▶ [To do]
Check every line of the material below for the string "مدير", and return the ones that have it.
BEGIN Dataset records
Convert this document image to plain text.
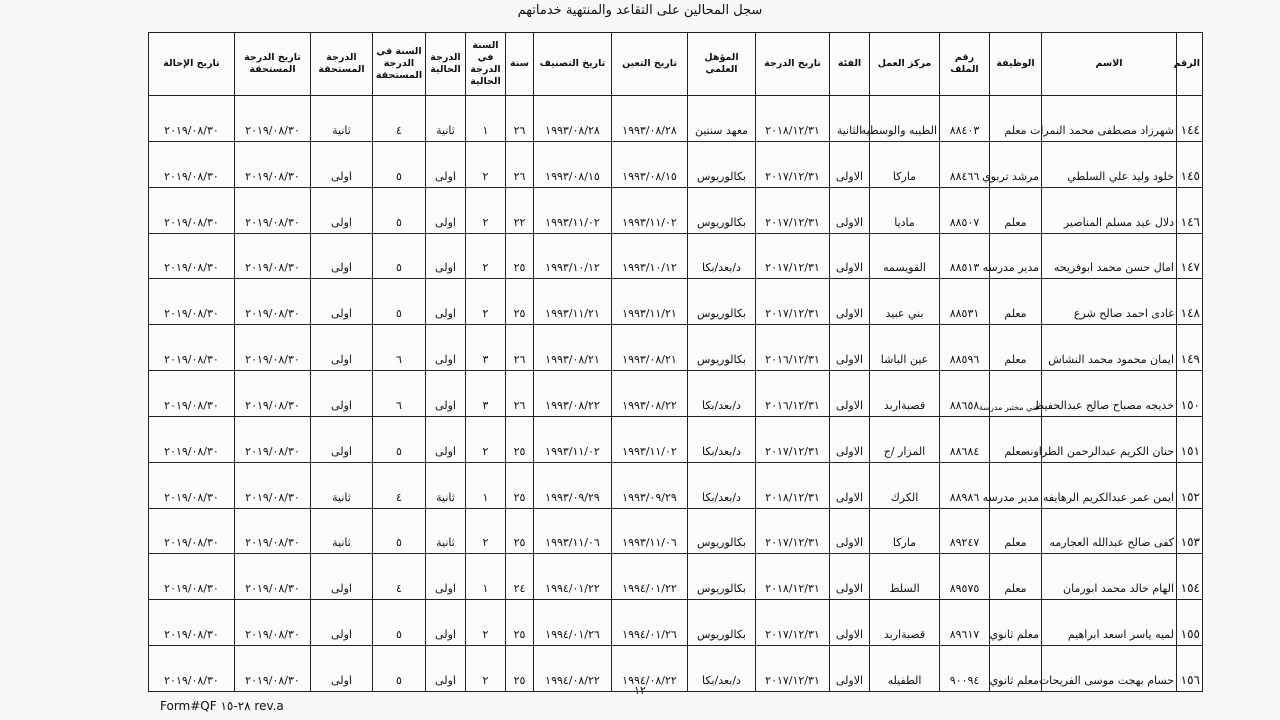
سجل المحالين على التقاعد والمنتهية خدماتهم
الرقم	الاسم	الوظيفة	رقم الملف	مركز العمل	الفئة	تاريخ الدرجة	المؤهل العلمي	تاريخ التعين	تاريخ التصنيف	سنة	السنة في الدرجة الحالية	الدرجة الحالية	السنة في الدرجة المستحقة	الدرجة المستحقة	تاريخ الدرجة المستحقة	تاريخ الإحالة
١٤٤	شهرزاد مصطفى محمد النمرات	معلم	٨٨٤٠٣	الطيبه والوسطيه	الثانية	٢٠١٨/١٢/٣١	معهد سنتين	١٩٩٣/٠٨/٢٨	١٩٩٣/٠٨/٢٨	٢٦	١	ثانية	٤	ثانية	٢٠١٩/٠٨/٣٠	٢٠١٩/٠٨/٣٠
١٤٥	خلود وليد علي السلطي	مرشد تربوي	٨٨٤٦٦	ماركا	الاولى	٢٠١٧/١٢/٣١	بكالوريوس	١٩٩٣/٠٨/١٥	١٩٩٣/٠٨/١٥	٢٦	٢	اولى	٥	اولى	٢٠١٩/٠٨/٣٠	٢٠١٩/٠٨/٣٠
١٤٦	دلال عيد مسلم المناصير	معلم	٨٨٥٠٧	ماديا	الاولى	٢٠١٧/١٢/٣١	بكالوريوس	١٩٩٣/١١/٠٢	١٩٩٣/١١/٠٢	٢٢	٢	اولى	٥	اولى	٢٠١٩/٠٨/٣٠	٢٠١٩/٠٨/٣٠
١٤٧	امال حسن محمد ابوفريحه	مدير مدرسه	٨٨٥١٣	القويسمه	الاولى	٢٠١٧/١٢/٣١	د/بعد/بكا	١٩٩٣/١٠/١٢	١٩٩٣/١٠/١٢	٢٥	٢	اولى	٥	اولى	٢٠١٩/٠٨/٣٠	٢٠١٩/٠٨/٣٠
١٤٨	غادى احمد صالح شرع	معلم	٨٨٥٣١	بني عبيد	الاولى	٢٠١٧/١٢/٣١	بكالوريوس	١٩٩٣/١١/٢١	١٩٩٣/١١/٢١	٢٥	٢	اولى	٥	اولى	٢٠١٩/٠٨/٣٠	٢٠١٩/٠٨/٣٠
١٤٩	ايمان محمود محمد النشاش	معلم	٨٨٥٩٦	عين الباشا	الاولى	٢٠١٦/١٢/٣١	بكالوريوس	١٩٩٣/٠٨/٢١	١٩٩٣/٠٨/٢١	٢٦	٣	اولى	٦	اولى	٢٠١٩/٠٨/٣٠	٢٠١٩/٠٨/٣٠
١٥٠	خديجه مصباح صالح عبدالحفيظ	فني مختبر مدرسة	٨٨٦٥٨	قصبةاربد	الاولى	٢٠١٦/١٢/٣١	د/بعد/بكا	١٩٩٣/٠٨/٢٢	١٩٩٣/٠٨/٢٢	٢٦	٣	اولى	٦	اولى	٢٠١٩/٠٨/٣٠	٢٠١٩/٠٨/٣٠
١٥١	حنان الكريم عبدالرحمن الطراونه	معلم	٨٨٦٨٤	المزار /ج	الاولى	٢٠١٧/١٢/٣١	د/بعد/بكا	١٩٩٣/١١/٠٢	١٩٩٣/١١/٠٢	٢٥	٢	اولى	٥	اولى	٢٠١٩/٠٨/٣٠	٢٠١٩/٠٨/٣٠
١٥٢	ايمن عمر عبدالكريم الرهايفه	مدير مدرسه	٨٨٩٨٦	الكرك	الاولى	٢٠١٨/١٢/٣١	د/بعد/بكا	١٩٩٣/٠٩/٢٩	١٩٩٣/٠٩/٢٩	٢٥	١	ثانية	٤	ثانية	٢٠١٩/٠٨/٣٠	٢٠١٩/٠٨/٣٠
١٥٣	كفى صالح عبدالله العجارمه	معلم	٨٩٢٤٧	ماركا	الاولى	٢٠١٧/١٢/٣١	بكالوريوس	١٩٩٣/١١/٠٦	١٩٩٣/١١/٠٦	٢٥	٢	ثانية	٥	ثانية	٢٠١٩/٠٨/٣٠	٢٠١٩/٠٨/٣٠
١٥٤	الهام خالد محمد ابورمان	معلم	٨٩٥٧٥	السلط	الاولى	٢٠١٨/١٢/٣١	بكالوريوس	١٩٩٤/٠١/٢٢	١٩٩٤/٠١/٢٢	٢٤	١	اولى	٤	اولى	٢٠١٩/٠٨/٣٠	٢٠١٩/٠٨/٣٠
١٥٥	لميه ياسر اسعد ابراهيم	معلم ثانوي	٨٩٦١٧	قصبةاربد	الاولى	٢٠١٧/١٢/٣١	بكالوريوس	١٩٩٤/٠١/٢٦	١٩٩٤/٠١/٢٦	٢٥	٢	اولى	٥	اولى	٢٠١٩/٠٨/٣٠	٢٠١٩/٠٨/٣٠
١٥٦	حسام بهجت موسى الفريحات	معلم ثانوي	٩٠٠٩٤	الطفيله	الاولى	٢٠١٧/١٢/٣١	د/بعد/بكا	١٩٩٤/٠٨/٢٢	١٩٩٤/٠٨/٢٢	٢٥	٢	اولى	٥	اولى	٢٠١٩/٠٨/٣٠	٢٠١٩/٠٨/٣٠
١٢
Form#QF ٢٨-١٥ rev.a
END Dataset records
▶ [Finished exercise]
١٤٧	امال حسن محمد ابوفريحه	مدير مدرسه	٨٨٥١٣	القويسمه	الاولى	٢٠١٧/١٢/٣١	د/بعد/بكا	١٩٩٣/١٠/١٢	١٩٩٣/١٠/١٢	٢٥	٢	اولى	٥	اولى	٢٠١٩/٠٨/٣٠	٢٠١٩/٠٨/٣٠
١٥٢	ايمن عمر عبدالكريم الرهايفه	مدير مدرسه	٨٨٩٨٦	الكرك	الاولى	٢٠١٨/١٢/٣١	د/بعد/بكا	١٩٩٣/٠٩/٢٩	١٩٩٣/٠٩/٢٩	٢٥	١	ثانية	٤	ثانية	٢٠١٩/٠٨/٣٠	٢٠١٩/٠٨/٣٠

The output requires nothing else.